▶ [What you are asked to do] State how many lines in these records contain the word "name", and nothing else.

▶ [Extracted entries]
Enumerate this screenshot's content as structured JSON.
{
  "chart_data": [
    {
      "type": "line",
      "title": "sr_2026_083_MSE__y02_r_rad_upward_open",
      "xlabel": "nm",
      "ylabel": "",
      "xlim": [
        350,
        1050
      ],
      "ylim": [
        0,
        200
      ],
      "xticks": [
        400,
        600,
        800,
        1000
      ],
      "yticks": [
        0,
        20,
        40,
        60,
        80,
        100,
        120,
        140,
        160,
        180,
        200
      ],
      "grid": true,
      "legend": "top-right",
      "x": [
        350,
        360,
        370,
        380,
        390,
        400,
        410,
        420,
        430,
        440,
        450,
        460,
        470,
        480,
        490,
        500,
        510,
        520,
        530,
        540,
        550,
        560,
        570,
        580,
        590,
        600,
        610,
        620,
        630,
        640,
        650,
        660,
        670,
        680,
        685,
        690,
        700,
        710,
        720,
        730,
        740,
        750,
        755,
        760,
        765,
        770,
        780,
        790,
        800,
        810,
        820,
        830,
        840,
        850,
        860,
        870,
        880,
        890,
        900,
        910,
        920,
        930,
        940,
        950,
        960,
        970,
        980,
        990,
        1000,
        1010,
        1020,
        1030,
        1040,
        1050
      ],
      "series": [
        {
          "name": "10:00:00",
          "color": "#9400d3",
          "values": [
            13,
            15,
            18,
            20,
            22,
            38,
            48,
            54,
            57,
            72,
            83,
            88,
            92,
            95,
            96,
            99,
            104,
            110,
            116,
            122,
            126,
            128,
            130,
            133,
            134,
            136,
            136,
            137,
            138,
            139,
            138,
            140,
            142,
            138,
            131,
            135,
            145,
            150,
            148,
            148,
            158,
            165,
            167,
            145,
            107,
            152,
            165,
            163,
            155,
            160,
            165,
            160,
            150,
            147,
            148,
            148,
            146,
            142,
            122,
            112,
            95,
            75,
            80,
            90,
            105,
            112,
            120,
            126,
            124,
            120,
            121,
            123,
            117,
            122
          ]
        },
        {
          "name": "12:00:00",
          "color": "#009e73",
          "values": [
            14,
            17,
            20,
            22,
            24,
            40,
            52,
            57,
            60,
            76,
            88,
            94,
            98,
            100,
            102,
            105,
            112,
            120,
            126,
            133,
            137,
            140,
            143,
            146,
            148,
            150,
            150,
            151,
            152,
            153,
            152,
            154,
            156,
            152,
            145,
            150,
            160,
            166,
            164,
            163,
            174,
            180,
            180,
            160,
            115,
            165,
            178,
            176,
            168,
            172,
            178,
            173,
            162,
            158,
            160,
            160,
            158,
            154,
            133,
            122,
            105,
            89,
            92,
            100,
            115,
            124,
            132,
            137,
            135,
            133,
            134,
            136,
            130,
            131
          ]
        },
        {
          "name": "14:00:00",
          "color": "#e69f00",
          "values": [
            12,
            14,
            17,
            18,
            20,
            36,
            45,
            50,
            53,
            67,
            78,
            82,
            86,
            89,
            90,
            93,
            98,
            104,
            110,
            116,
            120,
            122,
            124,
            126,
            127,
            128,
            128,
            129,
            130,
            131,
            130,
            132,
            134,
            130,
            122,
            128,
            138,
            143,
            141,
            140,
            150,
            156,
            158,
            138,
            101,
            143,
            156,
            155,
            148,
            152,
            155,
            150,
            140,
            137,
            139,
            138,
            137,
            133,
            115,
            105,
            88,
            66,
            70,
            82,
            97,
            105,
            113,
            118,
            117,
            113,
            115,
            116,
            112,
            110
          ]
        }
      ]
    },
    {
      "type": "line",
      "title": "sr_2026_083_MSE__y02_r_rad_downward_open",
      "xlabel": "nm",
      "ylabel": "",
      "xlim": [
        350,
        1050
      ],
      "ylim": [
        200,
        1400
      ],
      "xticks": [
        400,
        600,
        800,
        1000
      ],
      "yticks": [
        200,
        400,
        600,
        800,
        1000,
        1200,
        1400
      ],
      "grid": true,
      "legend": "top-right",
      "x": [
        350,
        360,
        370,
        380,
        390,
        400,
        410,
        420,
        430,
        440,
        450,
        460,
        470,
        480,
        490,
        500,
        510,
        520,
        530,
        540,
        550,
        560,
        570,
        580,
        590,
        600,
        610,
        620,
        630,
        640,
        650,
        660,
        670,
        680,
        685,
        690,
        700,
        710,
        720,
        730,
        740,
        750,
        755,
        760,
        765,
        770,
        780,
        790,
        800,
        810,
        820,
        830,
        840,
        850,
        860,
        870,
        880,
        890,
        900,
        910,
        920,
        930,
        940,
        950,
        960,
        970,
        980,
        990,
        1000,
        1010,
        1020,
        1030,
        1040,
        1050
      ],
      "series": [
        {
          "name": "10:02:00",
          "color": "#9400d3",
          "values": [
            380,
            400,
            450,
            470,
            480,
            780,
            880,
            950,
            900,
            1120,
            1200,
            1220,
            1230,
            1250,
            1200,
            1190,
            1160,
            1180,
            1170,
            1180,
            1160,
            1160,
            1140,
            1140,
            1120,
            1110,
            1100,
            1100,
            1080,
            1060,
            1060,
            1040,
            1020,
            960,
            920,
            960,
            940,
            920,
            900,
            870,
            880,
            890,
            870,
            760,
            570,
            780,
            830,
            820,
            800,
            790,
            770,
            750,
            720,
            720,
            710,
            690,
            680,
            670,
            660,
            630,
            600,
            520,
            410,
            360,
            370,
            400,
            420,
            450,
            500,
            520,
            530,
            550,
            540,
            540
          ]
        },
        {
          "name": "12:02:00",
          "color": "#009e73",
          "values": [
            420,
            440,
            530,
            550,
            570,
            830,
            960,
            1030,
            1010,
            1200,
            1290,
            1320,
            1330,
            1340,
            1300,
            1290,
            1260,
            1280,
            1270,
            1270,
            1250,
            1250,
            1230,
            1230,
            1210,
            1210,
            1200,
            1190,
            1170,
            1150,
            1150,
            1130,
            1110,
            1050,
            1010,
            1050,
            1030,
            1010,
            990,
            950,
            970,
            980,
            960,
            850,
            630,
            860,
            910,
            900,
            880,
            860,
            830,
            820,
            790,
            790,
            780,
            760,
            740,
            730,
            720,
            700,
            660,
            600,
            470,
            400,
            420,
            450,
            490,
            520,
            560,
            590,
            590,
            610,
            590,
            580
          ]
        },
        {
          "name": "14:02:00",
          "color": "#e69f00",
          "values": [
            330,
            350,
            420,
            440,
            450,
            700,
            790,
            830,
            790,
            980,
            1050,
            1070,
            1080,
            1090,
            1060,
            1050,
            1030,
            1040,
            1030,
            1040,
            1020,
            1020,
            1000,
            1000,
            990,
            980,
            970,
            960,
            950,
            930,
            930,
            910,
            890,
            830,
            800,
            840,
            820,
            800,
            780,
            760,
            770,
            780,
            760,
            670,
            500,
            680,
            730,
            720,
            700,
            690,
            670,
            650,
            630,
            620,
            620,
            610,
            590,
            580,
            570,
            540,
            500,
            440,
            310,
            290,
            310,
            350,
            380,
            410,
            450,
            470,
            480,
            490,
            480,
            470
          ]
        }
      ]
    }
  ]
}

▶ [Task answer] 6